— Start of Material provided —
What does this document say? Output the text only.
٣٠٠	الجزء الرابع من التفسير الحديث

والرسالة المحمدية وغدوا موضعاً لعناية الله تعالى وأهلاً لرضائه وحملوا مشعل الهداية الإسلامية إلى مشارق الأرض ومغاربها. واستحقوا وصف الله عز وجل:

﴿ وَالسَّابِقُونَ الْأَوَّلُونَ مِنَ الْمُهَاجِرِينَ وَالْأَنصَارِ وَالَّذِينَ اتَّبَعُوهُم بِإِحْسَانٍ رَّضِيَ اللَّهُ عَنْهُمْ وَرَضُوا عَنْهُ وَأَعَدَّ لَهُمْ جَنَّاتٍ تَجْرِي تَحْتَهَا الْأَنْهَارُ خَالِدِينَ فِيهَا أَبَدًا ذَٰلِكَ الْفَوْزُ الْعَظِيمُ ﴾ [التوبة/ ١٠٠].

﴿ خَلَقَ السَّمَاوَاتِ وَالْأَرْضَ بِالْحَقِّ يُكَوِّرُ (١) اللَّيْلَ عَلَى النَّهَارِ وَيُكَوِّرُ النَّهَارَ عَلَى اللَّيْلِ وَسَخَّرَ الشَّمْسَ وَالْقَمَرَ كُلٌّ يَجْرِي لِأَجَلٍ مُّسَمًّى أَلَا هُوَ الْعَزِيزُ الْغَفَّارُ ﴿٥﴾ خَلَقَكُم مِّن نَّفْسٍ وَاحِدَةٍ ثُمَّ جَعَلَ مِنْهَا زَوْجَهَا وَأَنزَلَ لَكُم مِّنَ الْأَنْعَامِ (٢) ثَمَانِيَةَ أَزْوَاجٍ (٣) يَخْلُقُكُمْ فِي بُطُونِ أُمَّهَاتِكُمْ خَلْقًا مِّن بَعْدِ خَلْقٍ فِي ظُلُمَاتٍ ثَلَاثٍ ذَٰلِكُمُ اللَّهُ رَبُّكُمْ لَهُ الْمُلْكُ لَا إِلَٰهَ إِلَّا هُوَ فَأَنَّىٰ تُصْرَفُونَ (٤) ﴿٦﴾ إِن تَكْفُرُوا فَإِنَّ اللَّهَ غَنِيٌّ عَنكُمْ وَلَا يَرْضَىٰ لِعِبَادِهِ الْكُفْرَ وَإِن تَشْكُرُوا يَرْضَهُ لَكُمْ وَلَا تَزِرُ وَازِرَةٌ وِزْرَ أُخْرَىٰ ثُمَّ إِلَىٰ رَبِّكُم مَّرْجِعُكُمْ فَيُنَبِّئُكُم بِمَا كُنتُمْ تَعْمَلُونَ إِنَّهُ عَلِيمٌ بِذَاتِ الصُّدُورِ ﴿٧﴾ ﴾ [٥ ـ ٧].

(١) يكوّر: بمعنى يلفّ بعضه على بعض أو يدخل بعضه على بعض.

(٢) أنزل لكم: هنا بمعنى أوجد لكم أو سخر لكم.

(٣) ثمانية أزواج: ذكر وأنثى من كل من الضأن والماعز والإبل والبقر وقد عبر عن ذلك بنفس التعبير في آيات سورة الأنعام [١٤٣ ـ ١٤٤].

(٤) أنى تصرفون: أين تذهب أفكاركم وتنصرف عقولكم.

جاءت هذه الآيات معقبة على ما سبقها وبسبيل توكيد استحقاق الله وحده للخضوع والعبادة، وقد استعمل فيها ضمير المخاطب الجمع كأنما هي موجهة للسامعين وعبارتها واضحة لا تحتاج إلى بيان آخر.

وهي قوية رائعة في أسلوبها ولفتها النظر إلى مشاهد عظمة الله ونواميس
— End of Material provided —
What you will do.
Reproduce every line of the data verbatim.

Answer.
What does this document say? Output the text only.
٣٠٠	الجزء الرابع من التفسير الحديث

والرسالة المحمدية وغدوا موضعاً لعناية الله تعالى وأهلاً لرضائه وحملوا مشعل الهداية الإسلامية إلى مشارق الأرض ومغاربها. واستحقوا وصف الله عز وجل:

﴿ وَالسَّابِقُونَ الْأَوَّلُونَ مِنَ الْمُهَاجِرِينَ وَالْأَنصَارِ وَالَّذِينَ اتَّبَعُوهُم بِإِحْسَانٍ رَّضِيَ اللَّهُ عَنْهُمْ وَرَضُوا عَنْهُ وَأَعَدَّ لَهُمْ جَنَّاتٍ تَجْرِي تَحْتَهَا الْأَنْهَارُ خَالِدِينَ فِيهَا أَبَدًا ذَٰلِكَ الْفَوْزُ الْعَظِيمُ ﴾ [التوبة/ ١٠٠].

﴿ خَلَقَ السَّمَاوَاتِ وَالْأَرْضَ بِالْحَقِّ يُكَوِّرُ (١) اللَّيْلَ عَلَى النَّهَارِ وَيُكَوِّرُ النَّهَارَ عَلَى اللَّيْلِ وَسَخَّرَ الشَّمْسَ وَالْقَمَرَ كُلٌّ يَجْرِي لِأَجَلٍ مُّسَمًّى أَلَا هُوَ الْعَزِيزُ الْغَفَّارُ ﴿٥﴾ خَلَقَكُم مِّن نَّفْسٍ وَاحِدَةٍ ثُمَّ جَعَلَ مِنْهَا زَوْجَهَا وَأَنزَلَ لَكُم مِّنَ الْأَنْعَامِ (٢) ثَمَانِيَةَ أَزْوَاجٍ (٣) يَخْلُقُكُمْ فِي بُطُونِ أُمَّهَاتِكُمْ خَلْقًا مِّن بَعْدِ خَلْقٍ فِي ظُلُمَاتٍ ثَلَاثٍ ذَٰلِكُمُ اللَّهُ رَبُّكُمْ لَهُ الْمُلْكُ لَا إِلَٰهَ إِلَّا هُوَ فَأَنَّىٰ تُصْرَفُونَ (٤) ﴿٦﴾ إِن تَكْفُرُوا فَإِنَّ اللَّهَ غَنِيٌّ عَنكُمْ وَلَا يَرْضَىٰ لِعِبَادِهِ الْكُفْرَ وَإِن تَشْكُرُوا يَرْضَهُ لَكُمْ وَلَا تَزِرُ وَازِرَةٌ وِزْرَ أُخْرَىٰ ثُمَّ إِلَىٰ رَبِّكُم مَّرْجِعُكُمْ فَيُنَبِّئُكُم بِمَا كُنتُمْ تَعْمَلُونَ إِنَّهُ عَلِيمٌ بِذَاتِ الصُّدُورِ ﴿٧﴾ ﴾ [٥ ـ ٧].

(١) يكوّر: بمعنى يلفّ بعضه على بعض أو يدخل بعضه على بعض.

(٢) أنزل لكم: هنا بمعنى أوجد لكم أو سخر لكم.

(٣) ثمانية أزواج: ذكر وأنثى من كل من الضأن والماعز والإبل والبقر وقد عبر عن ذلك بنفس التعبير في آيات سورة الأنعام [١٤٣ ـ ١٤٤].

(٤) أنى تصرفون: أين تذهب أفكاركم وتنصرف عقولكم.

جاءت هذه الآيات معقبة على ما سبقها وبسبيل توكيد استحقاق الله وحده للخضوع والعبادة، وقد استعمل فيها ضمير المخاطب الجمع كأنما هي موجهة للسامعين وعبارتها واضحة لا تحتاج إلى بيان آخر.

وهي قوية رائعة في أسلوبها ولفتها النظر إلى مشاهد عظمة الله ونواميس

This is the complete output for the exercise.